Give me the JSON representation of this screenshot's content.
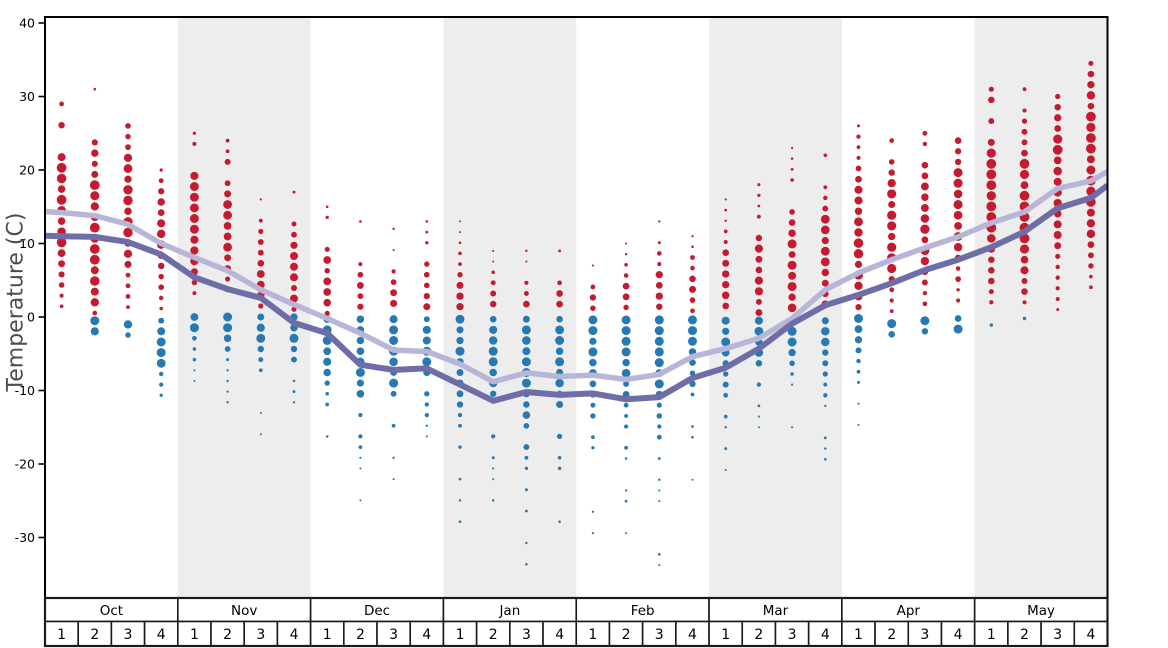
{
  "chart_data": {
    "type": "scatter",
    "subtype": "weekly-temperature-dot-distribution-with-average-lines",
    "ylabel": "Temperature (C)",
    "y_ticks": [
      40,
      30,
      20,
      10,
      0,
      -10,
      -20,
      -30
    ],
    "y_range": [
      -38.5,
      40.8
    ],
    "months": [
      "Oct",
      "Nov",
      "Dec",
      "Jan",
      "Feb",
      "Mar",
      "Apr",
      "May"
    ],
    "week_labels": [
      "1",
      "2",
      "3",
      "4"
    ],
    "shaded_month_indices": [
      1,
      3,
      5,
      7
    ],
    "legend_position": "none",
    "grid": false,
    "series": [
      {
        "name": "average-high-line",
        "color": "#b7b6d9",
        "edge_start": 14.35,
        "edge_end": 19.8,
        "values": [
          14.2,
          13.8,
          12.6,
          10.0,
          8.1,
          6.3,
          3.7,
          1.7,
          -0.2,
          -2.2,
          -4.5,
          -4.7,
          -6.4,
          -8.8,
          -7.6,
          -8.1,
          -7.9,
          -8.5,
          -7.8,
          -5.4,
          -4.3,
          -2.9,
          -0.2,
          3.7,
          6.0,
          7.8,
          9.4,
          10.9,
          12.8,
          14.3,
          17.5,
          18.5
        ]
      },
      {
        "name": "average-low-line",
        "color": "#6f6da8",
        "edge_start": 11.05,
        "edge_end": 17.9,
        "values": [
          11.0,
          10.9,
          10.2,
          8.5,
          5.4,
          3.8,
          2.6,
          -0.8,
          -2.2,
          -6.5,
          -7.2,
          -7.0,
          -9.2,
          -11.4,
          -10.2,
          -10.6,
          -10.4,
          -11.2,
          -10.9,
          -8.3,
          -6.9,
          -4.3,
          -0.9,
          1.6,
          3.0,
          4.6,
          6.4,
          7.8,
          9.5,
          11.6,
          14.8,
          16.2
        ]
      }
    ],
    "dot_columns": {
      "description": "Per week column: [low, high, peak] temperature range of dots; dot size largest near peak, dots spaced ~1.45 C",
      "max_temp_dots": {
        "name": "daily-max-temperature-dots",
        "color": "#c61a2f",
        "columns": [
          [
            0.5,
            29,
            15
          ],
          [
            0.3,
            31,
            12
          ],
          [
            1,
            26,
            16
          ],
          [
            0.7,
            20,
            10
          ],
          [
            3.2,
            25,
            14
          ],
          [
            3,
            24,
            13
          ],
          [
            0.5,
            16,
            5
          ],
          [
            0.5,
            17,
            6
          ],
          [
            0.5,
            15,
            4
          ],
          [
            0.5,
            13,
            2.5
          ],
          [
            0.5,
            12,
            1.5
          ],
          [
            0.5,
            13,
            2
          ],
          [
            0.5,
            13,
            1
          ],
          [
            0.5,
            9,
            1
          ],
          [
            0.5,
            9,
            1.5
          ],
          [
            0.5,
            9,
            2
          ],
          [
            0.5,
            7,
            2
          ],
          [
            0.5,
            10,
            2
          ],
          [
            0.5,
            13,
            3
          ],
          [
            0.5,
            11,
            3.5
          ],
          [
            0.5,
            16,
            3.5
          ],
          [
            0.5,
            18,
            5
          ],
          [
            0.5,
            23,
            6
          ],
          [
            0.5,
            22,
            8
          ],
          [
            0.8,
            26,
            10
          ],
          [
            0.7,
            24,
            11.5
          ],
          [
            0.8,
            25,
            14
          ],
          [
            1,
            24,
            15
          ],
          [
            1,
            31,
            17
          ],
          [
            2,
            31,
            15
          ],
          [
            0.8,
            30,
            19
          ],
          [
            3,
            34.5,
            21
          ]
        ]
      },
      "min_temp_dots": {
        "name": "daily-min-temperature-dots",
        "color": "#2679b2",
        "columns": [
          null,
          [
            -3,
            -0.5,
            -0.5
          ],
          [
            -3.5,
            -1,
            -1
          ],
          [
            -11.5,
            -0.5,
            -4
          ],
          [
            -10,
            0,
            0
          ],
          [
            -13,
            0,
            0
          ],
          [
            -16,
            0,
            -0.5
          ],
          [
            -13,
            0,
            -1.5
          ],
          [
            -17,
            -0.3,
            -3
          ],
          [
            -26,
            -0.3,
            -4
          ],
          [
            -23,
            -0.3,
            -5
          ],
          [
            -17.5,
            -0.3,
            -5
          ],
          [
            -28,
            -0.3,
            -4
          ],
          [
            -26,
            -0.3,
            -5
          ],
          [
            -35,
            -0.3,
            -5
          ],
          [
            -28,
            -0.3,
            -5
          ],
          [
            -30,
            -0.4,
            -2
          ],
          [
            -29.5,
            -0.4,
            -3
          ],
          [
            -34,
            -0.4,
            -3
          ],
          [
            -23,
            -0.4,
            -2
          ],
          [
            -22,
            -0.5,
            -2
          ],
          [
            -16,
            -0.5,
            -2
          ],
          [
            -15,
            -0.5,
            -1
          ],
          [
            -20,
            -0.5,
            -1.5
          ],
          [
            -15,
            -0.2,
            -0.5
          ],
          [
            -3.1,
            -0.9,
            -1
          ],
          [
            -2.5,
            -0.5,
            -1
          ],
          [
            -2.2,
            -0.2,
            -1
          ],
          [
            -1.1,
            -1.1,
            -1.1
          ],
          [
            -0.2,
            -0.2,
            -0.2
          ],
          null,
          null
        ]
      }
    },
    "colors": {
      "background": "#ffffff",
      "shaded_band": "#ededed",
      "axis": "#000000",
      "tick_label": "#000000",
      "axis_title": "#4d4d4d",
      "table_border": "#1a1a1a"
    }
  }
}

▸ THE REQUEST: Copy each line of the entries that includes the word "name".

▸ FINAL RESULT:
        "name": "average-high-line",
        "name": "average-low-line",
        "name": "daily-max-temperature-dots",
        "name": "daily-min-temperature-dots",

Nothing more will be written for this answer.